(Figure data in JSON)
****************

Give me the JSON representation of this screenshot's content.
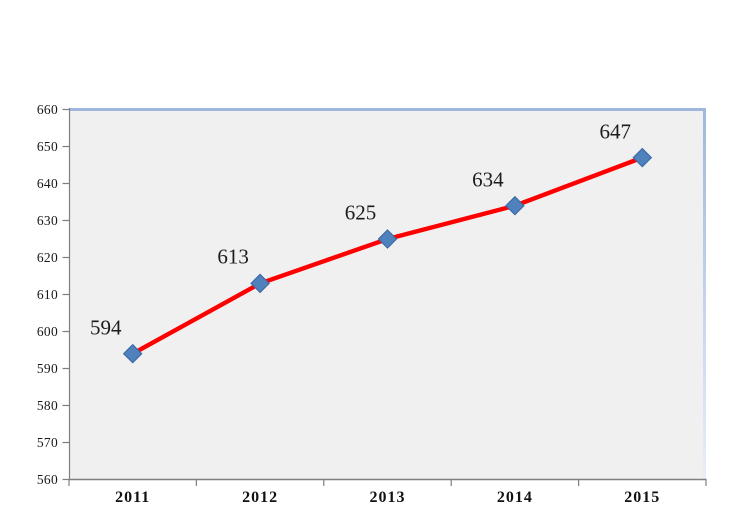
{
  "chart_data": {
    "type": "line",
    "title": "",
    "xlabel": "",
    "ylabel": "",
    "categories": [
      "2011",
      "2012",
      "2013",
      "2014",
      "2015"
    ],
    "series": [
      {
        "name": "value",
        "values": [
          594,
          613,
          625,
          634,
          647
        ],
        "data_labels": [
          "594",
          "613",
          "625",
          "634",
          "647"
        ]
      }
    ],
    "ylim": [
      560,
      660
    ],
    "yticks": [
      560,
      570,
      580,
      590,
      600,
      610,
      620,
      630,
      640,
      650,
      660
    ],
    "ytick_labels": [
      "560",
      "570",
      "580",
      "590",
      "600",
      "610",
      "620",
      "630",
      "640",
      "650",
      "660"
    ],
    "grid": false,
    "legend_position": "none",
    "marker_shape": "diamond",
    "colors": {
      "line": "#fe0000",
      "marker_fill": "#4f81bd",
      "marker_border": "#3e6ba5",
      "plot_background": "#f0f0f1",
      "chart_border_top": "#9fb7de",
      "chart_border_fade": "#e8eef7",
      "axis": "#7f7f7f",
      "text": "#1a1a1a",
      "background": "#ffffff"
    }
  }
}
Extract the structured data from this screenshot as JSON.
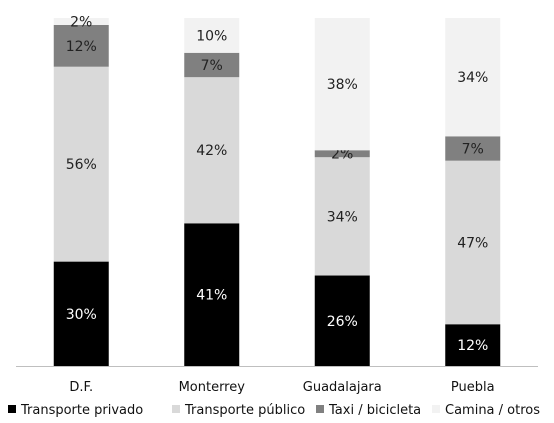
{
  "chart_data": {
    "type": "bar",
    "stacked": true,
    "percent_stacked": true,
    "categories": [
      "D.F.",
      "Monterrey",
      "Guadalajara",
      "Puebla"
    ],
    "series": [
      {
        "name": "Transporte privado",
        "color": "#000000",
        "label_color": "#ffffff",
        "values": [
          30,
          41,
          26,
          12
        ],
        "labels": [
          "30%",
          "41%",
          "26%",
          "12%"
        ]
      },
      {
        "name": "Transporte público",
        "color": "#d9d9d9",
        "label_color": "#222222",
        "values": [
          56,
          42,
          34,
          47
        ],
        "labels": [
          "56%",
          "42%",
          "34%",
          "47%"
        ]
      },
      {
        "name": "Taxi / bicicleta",
        "color": "#808080",
        "label_color": "#222222",
        "values": [
          12,
          7,
          2,
          7
        ],
        "labels": [
          "12%",
          "7%",
          "2%",
          "7%"
        ]
      },
      {
        "name": "Camina / otros",
        "color": "#f2f2f2",
        "label_color": "#222222",
        "values": [
          2,
          10,
          38,
          34
        ],
        "labels": [
          "2%",
          "10%",
          "38%",
          "34%"
        ]
      }
    ],
    "ylim": [
      0,
      100
    ],
    "legend_position": "bottom",
    "grid": false
  }
}
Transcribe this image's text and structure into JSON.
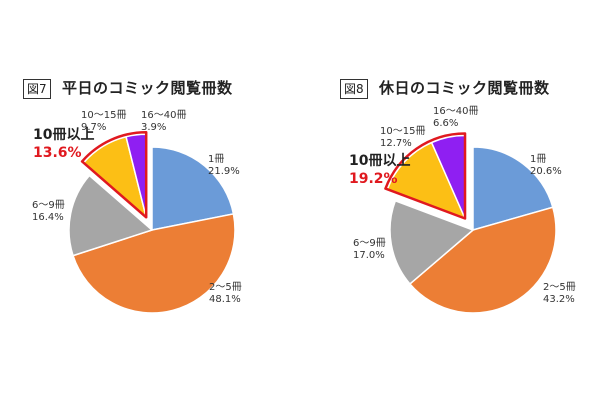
{
  "chart_data": [
    {
      "type": "pie",
      "figure_tag": "図7",
      "title": "平日のコミック閲覧冊数",
      "slices": [
        {
          "label": "1冊",
          "value": 21.9,
          "value_text": "21.9%",
          "color": "#6b9bd8"
        },
        {
          "label": "2～5冊",
          "value": 48.1,
          "value_text": "48.1%",
          "color": "#ec7e35"
        },
        {
          "label": "6～9冊",
          "value": 16.4,
          "value_text": "16.4%",
          "color": "#a6a6a6"
        },
        {
          "label": "10～15冊",
          "value": 9.7,
          "value_text": "9.7%",
          "color": "#fcbf15"
        },
        {
          "label": "16～40冊",
          "value": 3.9,
          "value_text": "3.9%",
          "color": "#8f1ff2"
        }
      ],
      "callout": {
        "label": "10冊以上",
        "value_text": "13.6%",
        "color": "#e0191f"
      }
    },
    {
      "type": "pie",
      "figure_tag": "図8",
      "title": "休日のコミック閲覧冊数",
      "slices": [
        {
          "label": "1冊",
          "value": 20.6,
          "value_text": "20.6%",
          "color": "#6b9bd8"
        },
        {
          "label": "2～5冊",
          "value": 43.2,
          "value_text": "43.2%",
          "color": "#ec7e35"
        },
        {
          "label": "6～9冊",
          "value": 17.0,
          "value_text": "17.0%",
          "color": "#a6a6a6"
        },
        {
          "label": "10～15冊",
          "value": 12.7,
          "value_text": "12.7%",
          "color": "#fcbf15"
        },
        {
          "label": "16～40冊",
          "value": 6.6,
          "value_text": "6.6%",
          "color": "#8f1ff2"
        }
      ],
      "callout": {
        "label": "10冊以上",
        "value_text": "19.2%",
        "color": "#e0191f"
      }
    }
  ]
}
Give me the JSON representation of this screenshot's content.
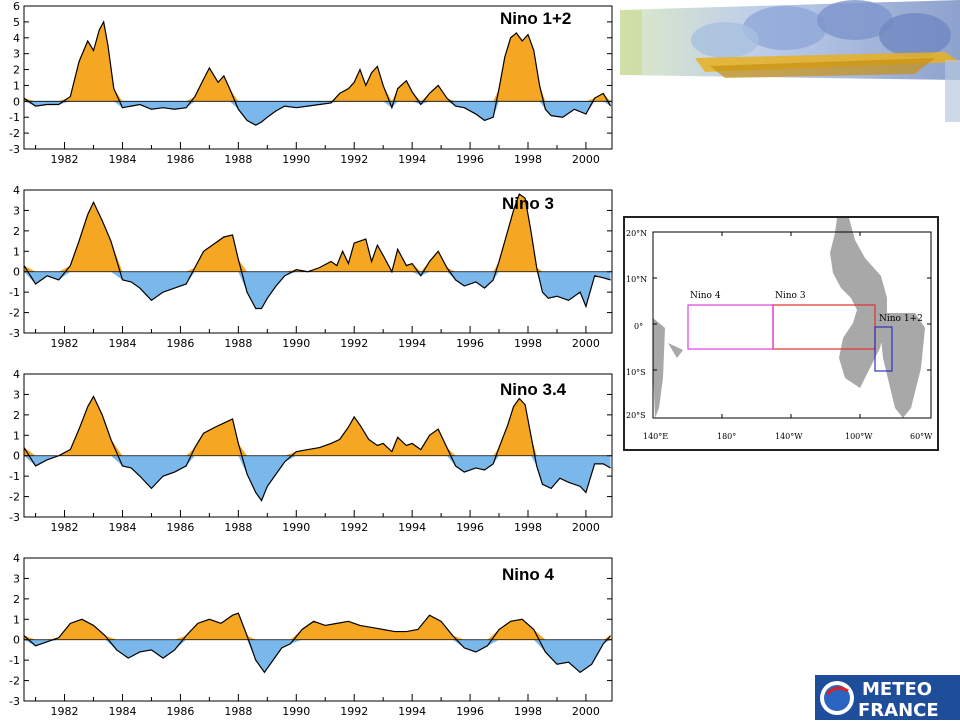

****************

* **Task requirements**: Your task is to retype all the entries exactly and leave out any pictures.

* **Answer to the problem**:
Give me the JSON representation of this screenshot's content.
{
  "chart_data": {
    "type": "line",
    "title": "",
    "xlabel": "",
    "ylabel": "",
    "categories": [
      "2011",
      "2012",
      "2013",
      "2014",
      "2015"
    ],
    "series": [
      {
        "name": "value",
        "values": [
          594,
          613,
          625,
          634,
          647
        ],
        "data_labels": [
          "594",
          "613",
          "625",
          "634",
          "647"
        ]
      }
    ],
    "ylim": [
      560,
      660
    ],
    "yticks": [
      560,
      570,
      580,
      590,
      600,
      610,
      620,
      630,
      640,
      650,
      660
    ],
    "ytick_labels": [
      "560",
      "570",
      "580",
      "590",
      "600",
      "610",
      "620",
      "630",
      "640",
      "650",
      "660"
    ],
    "grid": false,
    "legend_position": "none",
    "marker_shape": "diamond",
    "colors": {
      "line": "#fe0000",
      "marker_fill": "#4f81bd",
      "marker_border": "#3e6ba5",
      "plot_background": "#f0f0f1",
      "chart_border_top": "#9fb7de",
      "chart_border_fade": "#e8eef7",
      "axis": "#7f7f7f",
      "text": "#1a1a1a",
      "background": "#ffffff"
    }
  }
}
Extract the structured data from this screenshot as JSON.
{
  "chart_data": {
    "type": "bar",
    "stacked": true,
    "percent_stacked": true,
    "categories": [
      "D.F.",
      "Monterrey",
      "Guadalajara",
      "Puebla"
    ],
    "series": [
      {
        "name": "Transporte privado",
        "color": "#000000",
        "label_color": "#ffffff",
        "values": [
          30,
          41,
          26,
          12
        ],
        "labels": [
          "30%",
          "41%",
          "26%",
          "12%"
        ]
      },
      {
        "name": "Transporte público",
        "color": "#d9d9d9",
        "label_color": "#222222",
        "values": [
          56,
          42,
          34,
          47
        ],
        "labels": [
          "56%",
          "42%",
          "34%",
          "47%"
        ]
      },
      {
        "name": "Taxi / bicicleta",
        "color": "#808080",
        "label_color": "#222222",
        "values": [
          12,
          7,
          2,
          7
        ],
        "labels": [
          "12%",
          "7%",
          "2%",
          "7%"
        ]
      },
      {
        "name": "Camina / otros",
        "color": "#f2f2f2",
        "label_color": "#222222",
        "values": [
          2,
          10,
          38,
          34
        ],
        "labels": [
          "2%",
          "10%",
          "38%",
          "34%"
        ]
      }
    ],
    "ylim": [
      0,
      100
    ],
    "legend_position": "bottom",
    "grid": false
  }
}
Transcribe this image's text and structure into JSON.
{
  "chart_data": [
    {
      "type": "pie",
      "figure_tag": "図7",
      "title": "平日のコミック閲覧冊数",
      "slices": [
        {
          "label": "1冊",
          "value": 21.9,
          "value_text": "21.9%",
          "color": "#6b9bd8"
        },
        {
          "label": "2～5冊",
          "value": 48.1,
          "value_text": "48.1%",
          "color": "#ec7e35"
        },
        {
          "label": "6～9冊",
          "value": 16.4,
          "value_text": "16.4%",
          "color": "#a6a6a6"
        },
        {
          "label": "10～15冊",
          "value": 9.7,
          "value_text": "9.7%",
          "color": "#fcbf15"
        },
        {
          "label": "16～40冊",
          "value": 3.9,
          "value_text": "3.9%",
          "color": "#8f1ff2"
        }
      ],
      "callout": {
        "label": "10冊以上",
        "value_text": "13.6%",
        "color": "#e0191f"
      }
    },
    {
      "type": "pie",
      "figure_tag": "図8",
      "title": "休日のコミック閲覧冊数",
      "slices": [
        {
          "label": "1冊",
          "value": 20.6,
          "value_text": "20.6%",
          "color": "#6b9bd8"
        },
        {
          "label": "2～5冊",
          "value": 43.2,
          "value_text": "43.2%",
          "color": "#ec7e35"
        },
        {
          "label": "6～9冊",
          "value": 17.0,
          "value_text": "17.0%",
          "color": "#a6a6a6"
        },
        {
          "label": "10～15冊",
          "value": 12.7,
          "value_text": "12.7%",
          "color": "#fcbf15"
        },
        {
          "label": "16～40冊",
          "value": 6.6,
          "value_text": "6.6%",
          "color": "#8f1ff2"
        }
      ],
      "callout": {
        "label": "10冊以上",
        "value_text": "19.2%",
        "color": "#e0191f"
      }
    }
  ]
}
Give me the JSON representation of this screenshot's content.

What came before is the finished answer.